Reproduce each line that includes the word "budget".

**Entries provided**
◆ ◆ ◆ ◆
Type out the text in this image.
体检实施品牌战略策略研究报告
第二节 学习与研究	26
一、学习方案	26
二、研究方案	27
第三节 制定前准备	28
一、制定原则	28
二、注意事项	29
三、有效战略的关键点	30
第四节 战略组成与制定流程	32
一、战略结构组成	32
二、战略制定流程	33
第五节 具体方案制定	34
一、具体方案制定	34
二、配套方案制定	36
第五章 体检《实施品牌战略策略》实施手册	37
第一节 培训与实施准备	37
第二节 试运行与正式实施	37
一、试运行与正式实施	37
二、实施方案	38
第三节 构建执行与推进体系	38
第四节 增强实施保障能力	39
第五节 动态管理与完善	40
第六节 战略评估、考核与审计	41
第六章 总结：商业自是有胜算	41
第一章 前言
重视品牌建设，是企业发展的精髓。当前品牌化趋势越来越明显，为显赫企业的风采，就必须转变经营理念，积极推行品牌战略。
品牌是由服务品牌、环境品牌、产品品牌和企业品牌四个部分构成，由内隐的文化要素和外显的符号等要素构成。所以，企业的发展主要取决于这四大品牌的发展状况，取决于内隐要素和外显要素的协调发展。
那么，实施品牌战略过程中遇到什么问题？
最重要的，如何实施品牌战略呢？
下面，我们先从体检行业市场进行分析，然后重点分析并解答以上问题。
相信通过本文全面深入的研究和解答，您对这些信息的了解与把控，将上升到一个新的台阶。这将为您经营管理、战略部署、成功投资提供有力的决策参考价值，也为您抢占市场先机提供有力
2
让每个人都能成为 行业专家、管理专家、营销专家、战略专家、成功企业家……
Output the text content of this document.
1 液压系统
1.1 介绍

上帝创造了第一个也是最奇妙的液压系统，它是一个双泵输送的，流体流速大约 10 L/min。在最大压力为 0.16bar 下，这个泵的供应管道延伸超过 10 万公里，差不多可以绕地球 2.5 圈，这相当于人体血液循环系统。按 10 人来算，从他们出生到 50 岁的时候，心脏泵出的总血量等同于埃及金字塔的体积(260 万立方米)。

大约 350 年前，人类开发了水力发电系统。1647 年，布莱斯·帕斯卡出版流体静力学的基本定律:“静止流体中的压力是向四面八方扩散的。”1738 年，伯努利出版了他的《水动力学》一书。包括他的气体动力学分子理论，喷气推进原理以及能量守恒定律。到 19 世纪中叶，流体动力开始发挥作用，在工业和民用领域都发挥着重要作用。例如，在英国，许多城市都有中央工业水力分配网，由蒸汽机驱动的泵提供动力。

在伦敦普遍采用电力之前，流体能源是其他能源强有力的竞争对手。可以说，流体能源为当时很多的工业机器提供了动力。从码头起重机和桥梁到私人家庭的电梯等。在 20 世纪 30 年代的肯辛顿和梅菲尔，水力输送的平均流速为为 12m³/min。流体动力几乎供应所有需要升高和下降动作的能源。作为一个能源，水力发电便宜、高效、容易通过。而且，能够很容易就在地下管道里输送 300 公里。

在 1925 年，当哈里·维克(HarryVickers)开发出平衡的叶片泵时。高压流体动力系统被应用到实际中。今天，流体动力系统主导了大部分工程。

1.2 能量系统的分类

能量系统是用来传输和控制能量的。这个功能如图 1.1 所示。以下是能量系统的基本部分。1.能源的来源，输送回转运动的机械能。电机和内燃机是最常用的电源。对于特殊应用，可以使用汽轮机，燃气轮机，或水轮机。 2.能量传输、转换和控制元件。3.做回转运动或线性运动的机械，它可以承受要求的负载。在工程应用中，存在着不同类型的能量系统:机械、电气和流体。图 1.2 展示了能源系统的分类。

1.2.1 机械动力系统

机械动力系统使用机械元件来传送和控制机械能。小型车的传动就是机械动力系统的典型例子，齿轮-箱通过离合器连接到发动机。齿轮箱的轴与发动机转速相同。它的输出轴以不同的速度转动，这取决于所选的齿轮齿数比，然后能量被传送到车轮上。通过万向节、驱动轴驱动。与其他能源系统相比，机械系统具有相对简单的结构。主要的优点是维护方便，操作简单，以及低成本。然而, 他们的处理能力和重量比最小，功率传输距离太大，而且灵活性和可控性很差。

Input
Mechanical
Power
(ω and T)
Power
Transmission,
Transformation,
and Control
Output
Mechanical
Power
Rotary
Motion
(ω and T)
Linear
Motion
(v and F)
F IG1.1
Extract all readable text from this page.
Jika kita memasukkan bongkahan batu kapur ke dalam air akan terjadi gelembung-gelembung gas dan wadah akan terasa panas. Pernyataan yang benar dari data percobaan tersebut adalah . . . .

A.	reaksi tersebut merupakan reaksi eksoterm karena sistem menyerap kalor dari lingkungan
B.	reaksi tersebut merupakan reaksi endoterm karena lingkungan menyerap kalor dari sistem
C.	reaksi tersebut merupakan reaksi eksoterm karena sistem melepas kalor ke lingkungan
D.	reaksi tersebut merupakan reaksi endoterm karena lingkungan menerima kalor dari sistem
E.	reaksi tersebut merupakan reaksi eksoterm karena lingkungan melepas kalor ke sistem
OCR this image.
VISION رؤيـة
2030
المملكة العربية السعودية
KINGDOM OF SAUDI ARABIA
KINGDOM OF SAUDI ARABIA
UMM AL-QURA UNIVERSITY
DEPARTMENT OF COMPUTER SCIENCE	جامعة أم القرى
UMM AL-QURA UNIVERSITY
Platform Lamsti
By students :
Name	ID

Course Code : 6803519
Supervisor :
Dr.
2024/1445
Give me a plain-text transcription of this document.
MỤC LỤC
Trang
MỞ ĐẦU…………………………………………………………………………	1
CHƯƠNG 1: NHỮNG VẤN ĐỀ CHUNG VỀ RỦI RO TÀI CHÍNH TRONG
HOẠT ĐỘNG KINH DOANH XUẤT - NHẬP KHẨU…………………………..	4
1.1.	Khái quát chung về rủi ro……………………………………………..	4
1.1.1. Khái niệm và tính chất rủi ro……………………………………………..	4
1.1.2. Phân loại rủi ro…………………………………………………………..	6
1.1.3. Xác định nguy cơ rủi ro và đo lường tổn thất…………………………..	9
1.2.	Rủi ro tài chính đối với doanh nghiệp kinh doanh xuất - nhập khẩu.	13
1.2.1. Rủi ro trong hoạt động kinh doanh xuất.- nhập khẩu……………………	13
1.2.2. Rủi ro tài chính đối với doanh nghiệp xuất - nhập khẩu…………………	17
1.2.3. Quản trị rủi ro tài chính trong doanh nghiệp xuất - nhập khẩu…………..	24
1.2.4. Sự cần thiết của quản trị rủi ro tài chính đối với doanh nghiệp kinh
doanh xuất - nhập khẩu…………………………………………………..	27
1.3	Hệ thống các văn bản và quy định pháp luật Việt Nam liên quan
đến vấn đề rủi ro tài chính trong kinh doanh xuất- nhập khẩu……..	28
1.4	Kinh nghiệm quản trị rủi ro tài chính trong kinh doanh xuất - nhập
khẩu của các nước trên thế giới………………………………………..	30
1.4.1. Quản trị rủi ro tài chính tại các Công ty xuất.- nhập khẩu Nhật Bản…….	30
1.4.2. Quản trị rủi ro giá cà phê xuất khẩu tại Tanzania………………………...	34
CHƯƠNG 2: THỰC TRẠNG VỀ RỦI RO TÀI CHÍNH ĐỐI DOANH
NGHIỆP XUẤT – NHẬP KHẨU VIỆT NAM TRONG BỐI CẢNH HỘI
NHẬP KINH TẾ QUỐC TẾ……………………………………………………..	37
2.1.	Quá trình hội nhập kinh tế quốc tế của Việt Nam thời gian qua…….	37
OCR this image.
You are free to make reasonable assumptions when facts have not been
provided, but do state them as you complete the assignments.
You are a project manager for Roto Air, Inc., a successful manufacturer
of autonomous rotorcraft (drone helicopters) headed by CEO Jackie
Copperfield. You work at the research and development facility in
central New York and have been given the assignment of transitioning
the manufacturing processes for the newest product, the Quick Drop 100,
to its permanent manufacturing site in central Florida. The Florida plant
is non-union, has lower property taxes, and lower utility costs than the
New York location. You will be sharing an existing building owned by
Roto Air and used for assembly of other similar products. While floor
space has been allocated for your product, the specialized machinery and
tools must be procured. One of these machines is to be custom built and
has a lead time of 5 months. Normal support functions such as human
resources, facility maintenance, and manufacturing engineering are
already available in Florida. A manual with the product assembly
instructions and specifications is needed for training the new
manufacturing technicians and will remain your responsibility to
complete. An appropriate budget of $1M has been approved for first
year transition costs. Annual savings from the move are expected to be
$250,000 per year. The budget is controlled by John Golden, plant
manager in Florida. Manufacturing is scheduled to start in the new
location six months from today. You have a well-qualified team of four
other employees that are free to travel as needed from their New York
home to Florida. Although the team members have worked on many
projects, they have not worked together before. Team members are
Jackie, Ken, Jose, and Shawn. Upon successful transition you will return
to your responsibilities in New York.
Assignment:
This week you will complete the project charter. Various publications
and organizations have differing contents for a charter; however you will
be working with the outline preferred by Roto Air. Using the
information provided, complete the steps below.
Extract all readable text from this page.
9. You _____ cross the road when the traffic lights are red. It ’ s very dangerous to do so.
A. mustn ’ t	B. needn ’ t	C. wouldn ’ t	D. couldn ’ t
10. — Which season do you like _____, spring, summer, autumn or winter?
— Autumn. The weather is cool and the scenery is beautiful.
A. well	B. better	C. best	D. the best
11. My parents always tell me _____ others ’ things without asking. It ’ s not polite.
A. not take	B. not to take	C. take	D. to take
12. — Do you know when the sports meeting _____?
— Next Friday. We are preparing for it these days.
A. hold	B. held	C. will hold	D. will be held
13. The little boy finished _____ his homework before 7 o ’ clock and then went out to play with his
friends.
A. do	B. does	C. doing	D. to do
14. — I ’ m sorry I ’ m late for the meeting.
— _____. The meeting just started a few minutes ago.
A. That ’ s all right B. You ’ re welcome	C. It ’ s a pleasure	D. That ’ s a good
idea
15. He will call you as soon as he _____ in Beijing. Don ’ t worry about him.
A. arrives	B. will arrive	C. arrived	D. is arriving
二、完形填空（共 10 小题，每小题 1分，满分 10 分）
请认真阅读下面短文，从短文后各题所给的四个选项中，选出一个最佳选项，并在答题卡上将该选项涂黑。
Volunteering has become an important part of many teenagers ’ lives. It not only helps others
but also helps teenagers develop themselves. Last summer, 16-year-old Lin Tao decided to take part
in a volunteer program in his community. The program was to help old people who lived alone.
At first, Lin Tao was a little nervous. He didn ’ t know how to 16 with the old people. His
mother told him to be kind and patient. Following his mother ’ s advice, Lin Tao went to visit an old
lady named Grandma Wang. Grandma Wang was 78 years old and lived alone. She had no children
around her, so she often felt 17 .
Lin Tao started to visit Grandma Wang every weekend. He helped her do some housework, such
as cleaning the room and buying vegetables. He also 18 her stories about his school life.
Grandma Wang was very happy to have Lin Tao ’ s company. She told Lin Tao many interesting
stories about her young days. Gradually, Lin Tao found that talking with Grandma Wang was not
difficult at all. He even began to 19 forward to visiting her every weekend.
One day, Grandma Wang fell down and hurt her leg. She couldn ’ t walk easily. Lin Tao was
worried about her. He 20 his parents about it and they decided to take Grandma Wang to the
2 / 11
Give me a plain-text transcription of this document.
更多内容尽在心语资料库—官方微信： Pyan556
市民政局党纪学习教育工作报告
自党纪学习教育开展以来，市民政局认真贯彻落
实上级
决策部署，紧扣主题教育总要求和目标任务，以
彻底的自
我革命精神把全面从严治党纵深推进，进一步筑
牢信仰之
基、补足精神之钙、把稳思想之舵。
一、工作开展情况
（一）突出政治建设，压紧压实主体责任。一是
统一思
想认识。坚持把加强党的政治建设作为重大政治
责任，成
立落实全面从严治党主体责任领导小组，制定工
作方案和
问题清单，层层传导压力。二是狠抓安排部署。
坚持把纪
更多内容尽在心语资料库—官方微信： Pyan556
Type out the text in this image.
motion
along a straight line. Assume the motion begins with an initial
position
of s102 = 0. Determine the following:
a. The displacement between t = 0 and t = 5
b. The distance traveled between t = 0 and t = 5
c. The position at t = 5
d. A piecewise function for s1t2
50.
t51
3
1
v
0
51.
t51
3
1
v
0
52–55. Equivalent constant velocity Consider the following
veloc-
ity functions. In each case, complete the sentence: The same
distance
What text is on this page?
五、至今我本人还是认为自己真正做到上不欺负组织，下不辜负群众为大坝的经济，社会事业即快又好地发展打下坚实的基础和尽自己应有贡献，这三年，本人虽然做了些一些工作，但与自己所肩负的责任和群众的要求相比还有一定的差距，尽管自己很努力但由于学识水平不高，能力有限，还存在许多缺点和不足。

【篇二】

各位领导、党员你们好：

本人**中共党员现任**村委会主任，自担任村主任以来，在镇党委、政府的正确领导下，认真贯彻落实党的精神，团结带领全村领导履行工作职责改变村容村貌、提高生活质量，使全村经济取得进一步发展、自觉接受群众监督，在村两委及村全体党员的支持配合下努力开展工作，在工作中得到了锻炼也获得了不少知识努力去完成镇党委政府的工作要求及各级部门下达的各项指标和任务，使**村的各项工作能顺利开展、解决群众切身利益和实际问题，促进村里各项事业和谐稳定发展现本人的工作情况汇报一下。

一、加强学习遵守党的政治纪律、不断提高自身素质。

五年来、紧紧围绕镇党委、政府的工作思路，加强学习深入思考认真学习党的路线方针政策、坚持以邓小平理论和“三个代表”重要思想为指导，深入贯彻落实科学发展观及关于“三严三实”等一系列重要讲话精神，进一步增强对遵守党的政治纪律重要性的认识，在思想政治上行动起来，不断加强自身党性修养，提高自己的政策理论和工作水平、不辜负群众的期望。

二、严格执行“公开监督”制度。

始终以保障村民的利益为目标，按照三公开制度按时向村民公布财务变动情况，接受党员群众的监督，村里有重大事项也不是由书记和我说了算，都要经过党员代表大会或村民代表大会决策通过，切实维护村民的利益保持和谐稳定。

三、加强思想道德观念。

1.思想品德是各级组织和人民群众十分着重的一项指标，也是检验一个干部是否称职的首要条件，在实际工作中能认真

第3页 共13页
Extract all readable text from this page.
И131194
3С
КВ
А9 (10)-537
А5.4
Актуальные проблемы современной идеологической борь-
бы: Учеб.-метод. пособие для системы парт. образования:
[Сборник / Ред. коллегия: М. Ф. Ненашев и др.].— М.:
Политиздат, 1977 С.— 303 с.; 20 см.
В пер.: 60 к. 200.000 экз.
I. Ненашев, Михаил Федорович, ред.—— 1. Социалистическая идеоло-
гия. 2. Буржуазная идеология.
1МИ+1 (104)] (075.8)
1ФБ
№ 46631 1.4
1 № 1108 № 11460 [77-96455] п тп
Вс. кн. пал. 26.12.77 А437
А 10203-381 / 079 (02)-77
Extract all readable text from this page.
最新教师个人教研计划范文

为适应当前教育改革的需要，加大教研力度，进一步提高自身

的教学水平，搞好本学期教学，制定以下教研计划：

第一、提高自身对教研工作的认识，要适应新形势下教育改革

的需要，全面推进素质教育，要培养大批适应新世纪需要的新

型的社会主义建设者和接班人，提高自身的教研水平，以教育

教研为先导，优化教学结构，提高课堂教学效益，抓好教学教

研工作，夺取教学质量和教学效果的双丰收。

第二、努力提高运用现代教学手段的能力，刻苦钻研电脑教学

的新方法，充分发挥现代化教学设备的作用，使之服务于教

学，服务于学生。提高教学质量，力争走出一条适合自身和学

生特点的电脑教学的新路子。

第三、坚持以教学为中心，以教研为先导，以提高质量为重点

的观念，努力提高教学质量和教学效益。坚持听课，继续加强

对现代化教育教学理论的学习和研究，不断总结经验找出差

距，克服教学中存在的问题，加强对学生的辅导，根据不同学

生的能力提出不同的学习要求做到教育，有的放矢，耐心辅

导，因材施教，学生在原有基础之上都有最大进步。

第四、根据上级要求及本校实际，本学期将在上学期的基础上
◆ ◆ ◆ ◆
**Task result**
complete. An appropriate budget of $1M has been approved for first
$250,000 per year. The budget is controlled by John Golden, plant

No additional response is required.